EXERCISE INSTRUCTIONS:
Leave out the pictures and repeat the rest of the material exactly.
** BEGIN EXTRACTED MATERIAL **
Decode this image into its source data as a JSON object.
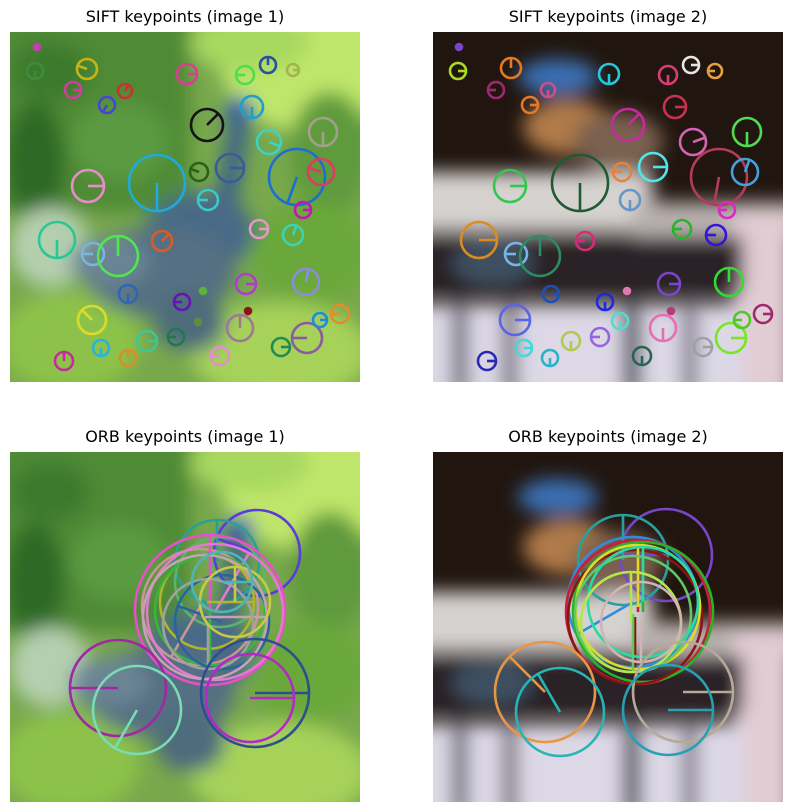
{
  "figure": {
    "panels": [
      {
        "title": "SIFT keypoints (image 1)"
      },
      {
        "title": "SIFT keypoints (image 2)"
      },
      {
        "title": "ORB keypoints (image 1)"
      },
      {
        "title": "ORB keypoints (image 2)"
      }
    ]
  },
  "colors": {
    "figure_background": "#ffffff",
    "title_text": "#000000"
  }
}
** END EXTRACTED MATERIAL **
ANSWER TO THE TASK:
Decode this image into its source data as a JSON object.
{
  "figure": {
    "panels": [
      {
        "title": "SIFT keypoints (image 1)"
      },
      {
        "title": "SIFT keypoints (image 2)"
      },
      {
        "title": "ORB keypoints (image 1)"
      },
      {
        "title": "ORB keypoints (image 2)"
      }
    ]
  },
  "colors": {
    "figure_background": "#ffffff",
    "title_text": "#000000"
  }
}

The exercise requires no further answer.